═══ DATASET ROWS ═══

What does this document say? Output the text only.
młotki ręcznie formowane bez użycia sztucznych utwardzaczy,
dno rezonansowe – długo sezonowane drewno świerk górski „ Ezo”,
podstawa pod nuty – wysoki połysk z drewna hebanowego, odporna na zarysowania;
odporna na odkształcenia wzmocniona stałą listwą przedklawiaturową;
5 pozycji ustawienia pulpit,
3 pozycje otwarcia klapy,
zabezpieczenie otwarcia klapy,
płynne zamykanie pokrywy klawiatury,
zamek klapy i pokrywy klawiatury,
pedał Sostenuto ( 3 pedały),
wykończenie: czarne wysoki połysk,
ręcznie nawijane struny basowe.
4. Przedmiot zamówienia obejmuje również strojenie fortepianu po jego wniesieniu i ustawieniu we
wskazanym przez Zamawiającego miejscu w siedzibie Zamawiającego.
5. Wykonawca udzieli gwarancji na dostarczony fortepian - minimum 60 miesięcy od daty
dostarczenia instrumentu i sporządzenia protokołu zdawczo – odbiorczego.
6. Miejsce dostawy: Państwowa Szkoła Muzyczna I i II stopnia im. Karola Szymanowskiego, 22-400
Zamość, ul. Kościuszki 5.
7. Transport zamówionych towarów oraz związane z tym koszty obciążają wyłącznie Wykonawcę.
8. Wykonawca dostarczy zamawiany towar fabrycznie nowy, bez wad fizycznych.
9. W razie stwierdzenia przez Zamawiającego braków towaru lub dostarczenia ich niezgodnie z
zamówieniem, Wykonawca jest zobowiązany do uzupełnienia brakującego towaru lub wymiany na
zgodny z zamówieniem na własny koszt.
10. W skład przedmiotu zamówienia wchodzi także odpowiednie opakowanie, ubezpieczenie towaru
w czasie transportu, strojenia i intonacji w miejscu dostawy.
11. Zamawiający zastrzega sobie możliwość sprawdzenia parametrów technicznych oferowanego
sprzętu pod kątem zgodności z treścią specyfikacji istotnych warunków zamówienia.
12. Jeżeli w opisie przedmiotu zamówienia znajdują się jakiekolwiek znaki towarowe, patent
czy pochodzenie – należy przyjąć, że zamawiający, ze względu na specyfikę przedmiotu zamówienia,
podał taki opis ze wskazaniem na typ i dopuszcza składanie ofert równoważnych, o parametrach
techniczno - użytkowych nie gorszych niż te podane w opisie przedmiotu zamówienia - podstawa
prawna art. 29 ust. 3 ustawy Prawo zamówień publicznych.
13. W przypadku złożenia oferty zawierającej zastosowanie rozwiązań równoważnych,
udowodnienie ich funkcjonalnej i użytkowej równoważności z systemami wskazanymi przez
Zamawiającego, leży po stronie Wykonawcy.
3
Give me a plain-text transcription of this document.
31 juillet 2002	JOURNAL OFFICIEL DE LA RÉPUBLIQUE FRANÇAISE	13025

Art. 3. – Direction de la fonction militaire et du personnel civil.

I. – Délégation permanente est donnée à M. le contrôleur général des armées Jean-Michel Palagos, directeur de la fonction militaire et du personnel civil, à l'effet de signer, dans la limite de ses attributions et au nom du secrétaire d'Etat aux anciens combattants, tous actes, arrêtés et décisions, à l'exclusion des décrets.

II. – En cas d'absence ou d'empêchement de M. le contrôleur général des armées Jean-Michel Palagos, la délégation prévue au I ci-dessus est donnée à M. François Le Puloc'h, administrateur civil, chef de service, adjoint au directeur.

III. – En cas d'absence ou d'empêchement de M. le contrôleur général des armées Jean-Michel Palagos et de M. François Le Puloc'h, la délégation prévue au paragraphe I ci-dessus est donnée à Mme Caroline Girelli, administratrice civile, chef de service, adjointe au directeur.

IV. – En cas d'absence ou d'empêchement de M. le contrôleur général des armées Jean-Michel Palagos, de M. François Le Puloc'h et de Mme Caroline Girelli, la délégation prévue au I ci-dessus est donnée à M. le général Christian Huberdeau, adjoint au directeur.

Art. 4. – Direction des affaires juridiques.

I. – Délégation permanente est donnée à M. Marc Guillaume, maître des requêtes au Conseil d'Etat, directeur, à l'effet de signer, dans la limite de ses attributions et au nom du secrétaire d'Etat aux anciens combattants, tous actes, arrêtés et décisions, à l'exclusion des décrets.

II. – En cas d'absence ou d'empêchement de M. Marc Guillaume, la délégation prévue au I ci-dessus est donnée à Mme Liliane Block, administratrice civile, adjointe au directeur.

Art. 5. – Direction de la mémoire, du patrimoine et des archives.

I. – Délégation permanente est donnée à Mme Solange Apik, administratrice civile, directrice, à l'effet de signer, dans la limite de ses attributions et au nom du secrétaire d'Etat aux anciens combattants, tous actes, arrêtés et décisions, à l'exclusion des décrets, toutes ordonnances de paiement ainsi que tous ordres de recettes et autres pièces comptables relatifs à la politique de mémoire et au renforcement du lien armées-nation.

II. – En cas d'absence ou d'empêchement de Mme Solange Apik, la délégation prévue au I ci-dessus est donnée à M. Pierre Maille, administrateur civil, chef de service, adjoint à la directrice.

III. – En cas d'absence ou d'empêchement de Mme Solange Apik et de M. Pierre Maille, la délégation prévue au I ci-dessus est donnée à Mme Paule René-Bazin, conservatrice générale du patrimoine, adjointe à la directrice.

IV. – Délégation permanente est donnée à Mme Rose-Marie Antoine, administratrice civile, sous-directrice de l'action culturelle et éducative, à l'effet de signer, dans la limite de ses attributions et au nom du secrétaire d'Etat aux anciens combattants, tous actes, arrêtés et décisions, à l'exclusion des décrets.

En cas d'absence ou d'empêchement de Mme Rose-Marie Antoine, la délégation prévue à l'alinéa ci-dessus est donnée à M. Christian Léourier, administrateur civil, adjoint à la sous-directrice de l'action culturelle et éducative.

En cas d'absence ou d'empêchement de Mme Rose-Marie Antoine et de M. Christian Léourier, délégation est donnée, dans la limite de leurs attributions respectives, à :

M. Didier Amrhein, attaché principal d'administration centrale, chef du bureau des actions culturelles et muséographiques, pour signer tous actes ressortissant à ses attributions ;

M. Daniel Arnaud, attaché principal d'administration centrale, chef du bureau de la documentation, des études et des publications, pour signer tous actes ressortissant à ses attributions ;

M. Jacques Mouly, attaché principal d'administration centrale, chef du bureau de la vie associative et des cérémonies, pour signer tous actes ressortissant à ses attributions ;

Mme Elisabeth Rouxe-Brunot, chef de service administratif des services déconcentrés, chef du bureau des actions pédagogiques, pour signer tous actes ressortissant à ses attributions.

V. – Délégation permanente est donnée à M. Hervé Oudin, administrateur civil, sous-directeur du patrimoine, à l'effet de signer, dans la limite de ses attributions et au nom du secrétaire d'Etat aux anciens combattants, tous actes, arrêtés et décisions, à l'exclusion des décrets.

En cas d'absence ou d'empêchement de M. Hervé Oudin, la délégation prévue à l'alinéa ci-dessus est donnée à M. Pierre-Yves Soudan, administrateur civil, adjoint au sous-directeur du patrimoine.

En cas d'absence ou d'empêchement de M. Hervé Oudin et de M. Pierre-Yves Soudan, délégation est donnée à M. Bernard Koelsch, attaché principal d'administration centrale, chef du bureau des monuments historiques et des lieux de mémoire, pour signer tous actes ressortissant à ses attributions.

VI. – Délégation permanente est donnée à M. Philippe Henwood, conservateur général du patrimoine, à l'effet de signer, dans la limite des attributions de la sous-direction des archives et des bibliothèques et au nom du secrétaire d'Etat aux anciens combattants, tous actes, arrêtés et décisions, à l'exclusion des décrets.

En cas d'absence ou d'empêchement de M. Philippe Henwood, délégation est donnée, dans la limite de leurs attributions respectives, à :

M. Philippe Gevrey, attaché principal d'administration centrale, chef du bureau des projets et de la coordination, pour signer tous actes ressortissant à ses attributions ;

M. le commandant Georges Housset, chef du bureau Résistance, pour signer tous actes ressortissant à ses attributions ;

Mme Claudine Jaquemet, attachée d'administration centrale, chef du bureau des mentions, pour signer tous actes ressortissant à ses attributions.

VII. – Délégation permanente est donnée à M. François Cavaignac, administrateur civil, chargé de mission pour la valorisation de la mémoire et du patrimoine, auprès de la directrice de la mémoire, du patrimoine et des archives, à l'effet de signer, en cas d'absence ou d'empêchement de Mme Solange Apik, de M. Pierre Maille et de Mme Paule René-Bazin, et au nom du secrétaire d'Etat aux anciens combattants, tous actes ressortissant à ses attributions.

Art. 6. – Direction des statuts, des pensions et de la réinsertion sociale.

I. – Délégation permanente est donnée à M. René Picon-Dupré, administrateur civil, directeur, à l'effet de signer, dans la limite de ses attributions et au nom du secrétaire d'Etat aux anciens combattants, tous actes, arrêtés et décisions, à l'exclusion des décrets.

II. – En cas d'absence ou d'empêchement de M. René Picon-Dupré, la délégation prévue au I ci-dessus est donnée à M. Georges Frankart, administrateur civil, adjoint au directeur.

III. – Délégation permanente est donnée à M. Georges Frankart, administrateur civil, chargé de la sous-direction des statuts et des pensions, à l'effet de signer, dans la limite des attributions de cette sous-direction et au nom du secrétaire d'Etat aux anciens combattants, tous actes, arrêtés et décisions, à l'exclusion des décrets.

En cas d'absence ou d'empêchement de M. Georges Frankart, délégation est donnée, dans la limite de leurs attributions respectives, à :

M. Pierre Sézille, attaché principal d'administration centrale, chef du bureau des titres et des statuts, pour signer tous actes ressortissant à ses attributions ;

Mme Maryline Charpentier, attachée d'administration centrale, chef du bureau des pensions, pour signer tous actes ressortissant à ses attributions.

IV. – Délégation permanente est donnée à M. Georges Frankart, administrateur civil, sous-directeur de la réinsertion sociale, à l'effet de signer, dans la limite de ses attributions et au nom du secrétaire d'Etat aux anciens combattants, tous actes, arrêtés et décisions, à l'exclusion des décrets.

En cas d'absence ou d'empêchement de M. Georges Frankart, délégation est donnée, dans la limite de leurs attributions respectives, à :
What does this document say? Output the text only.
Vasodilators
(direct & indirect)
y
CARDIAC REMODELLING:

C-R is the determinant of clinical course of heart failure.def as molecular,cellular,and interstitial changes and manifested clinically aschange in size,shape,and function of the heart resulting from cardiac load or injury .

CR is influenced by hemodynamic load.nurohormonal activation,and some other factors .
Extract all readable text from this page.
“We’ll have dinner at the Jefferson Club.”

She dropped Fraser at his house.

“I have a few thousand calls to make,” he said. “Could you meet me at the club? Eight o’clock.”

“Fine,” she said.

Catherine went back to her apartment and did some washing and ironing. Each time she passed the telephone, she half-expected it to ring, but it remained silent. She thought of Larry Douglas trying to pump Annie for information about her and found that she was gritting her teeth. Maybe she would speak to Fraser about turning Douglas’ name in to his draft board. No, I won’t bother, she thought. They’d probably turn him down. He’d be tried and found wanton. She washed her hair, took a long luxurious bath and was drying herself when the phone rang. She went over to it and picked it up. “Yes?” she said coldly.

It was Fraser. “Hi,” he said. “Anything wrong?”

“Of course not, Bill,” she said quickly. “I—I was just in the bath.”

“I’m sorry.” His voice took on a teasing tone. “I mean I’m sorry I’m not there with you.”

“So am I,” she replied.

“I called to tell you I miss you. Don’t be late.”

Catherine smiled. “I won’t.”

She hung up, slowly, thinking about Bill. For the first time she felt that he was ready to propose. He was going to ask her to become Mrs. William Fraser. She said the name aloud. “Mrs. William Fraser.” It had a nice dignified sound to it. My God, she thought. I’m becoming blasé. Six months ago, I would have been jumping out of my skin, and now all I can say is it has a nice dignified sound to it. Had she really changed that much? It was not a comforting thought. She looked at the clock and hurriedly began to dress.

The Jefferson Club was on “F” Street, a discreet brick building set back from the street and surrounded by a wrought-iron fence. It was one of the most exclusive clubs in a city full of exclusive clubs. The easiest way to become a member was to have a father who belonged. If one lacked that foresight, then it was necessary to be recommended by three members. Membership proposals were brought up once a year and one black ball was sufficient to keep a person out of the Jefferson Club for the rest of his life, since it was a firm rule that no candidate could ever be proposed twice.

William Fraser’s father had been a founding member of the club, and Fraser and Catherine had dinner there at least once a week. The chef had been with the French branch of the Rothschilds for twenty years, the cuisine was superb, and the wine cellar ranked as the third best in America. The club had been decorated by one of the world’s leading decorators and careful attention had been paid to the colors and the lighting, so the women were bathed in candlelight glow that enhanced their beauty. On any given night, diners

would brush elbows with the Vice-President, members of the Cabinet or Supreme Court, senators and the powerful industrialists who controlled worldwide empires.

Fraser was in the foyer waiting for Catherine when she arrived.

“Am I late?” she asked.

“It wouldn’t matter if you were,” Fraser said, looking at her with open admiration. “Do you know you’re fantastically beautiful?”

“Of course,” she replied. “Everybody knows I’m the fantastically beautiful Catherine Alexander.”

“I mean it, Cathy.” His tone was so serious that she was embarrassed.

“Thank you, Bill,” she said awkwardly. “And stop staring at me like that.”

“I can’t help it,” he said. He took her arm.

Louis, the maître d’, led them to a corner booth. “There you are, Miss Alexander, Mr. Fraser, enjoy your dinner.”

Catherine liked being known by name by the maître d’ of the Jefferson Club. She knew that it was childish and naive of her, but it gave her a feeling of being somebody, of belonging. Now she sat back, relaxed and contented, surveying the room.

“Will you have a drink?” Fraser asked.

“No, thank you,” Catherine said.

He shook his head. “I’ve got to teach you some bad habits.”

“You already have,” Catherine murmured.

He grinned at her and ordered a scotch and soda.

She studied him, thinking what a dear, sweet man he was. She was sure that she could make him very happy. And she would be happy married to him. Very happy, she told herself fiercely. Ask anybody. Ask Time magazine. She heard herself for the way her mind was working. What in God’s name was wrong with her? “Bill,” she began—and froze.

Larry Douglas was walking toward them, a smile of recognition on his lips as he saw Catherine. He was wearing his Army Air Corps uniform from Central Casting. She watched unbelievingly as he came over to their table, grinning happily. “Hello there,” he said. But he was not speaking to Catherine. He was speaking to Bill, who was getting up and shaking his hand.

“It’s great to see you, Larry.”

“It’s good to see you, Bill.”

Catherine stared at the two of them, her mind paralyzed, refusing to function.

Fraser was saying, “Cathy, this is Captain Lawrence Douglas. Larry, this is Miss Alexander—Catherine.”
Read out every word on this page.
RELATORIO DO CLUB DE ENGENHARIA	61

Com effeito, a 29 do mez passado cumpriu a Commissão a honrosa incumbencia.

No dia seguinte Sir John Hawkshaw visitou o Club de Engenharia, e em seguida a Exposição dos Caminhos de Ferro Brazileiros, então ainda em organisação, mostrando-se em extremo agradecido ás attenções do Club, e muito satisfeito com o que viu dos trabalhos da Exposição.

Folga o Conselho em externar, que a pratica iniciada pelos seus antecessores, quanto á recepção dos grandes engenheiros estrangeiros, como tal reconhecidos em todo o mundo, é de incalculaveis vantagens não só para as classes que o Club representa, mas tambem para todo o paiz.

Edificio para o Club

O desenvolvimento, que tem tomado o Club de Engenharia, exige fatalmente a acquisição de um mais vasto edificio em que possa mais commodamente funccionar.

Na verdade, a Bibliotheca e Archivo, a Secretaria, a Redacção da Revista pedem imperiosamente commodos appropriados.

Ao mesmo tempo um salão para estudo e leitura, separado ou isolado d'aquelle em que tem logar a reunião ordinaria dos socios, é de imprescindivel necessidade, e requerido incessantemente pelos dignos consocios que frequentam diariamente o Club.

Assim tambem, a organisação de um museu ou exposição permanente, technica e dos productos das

═══

> [DIRECTIVE]: Give the count of lines holding the word "asked" and nothing more.

> [ANSWER BELOW]: 2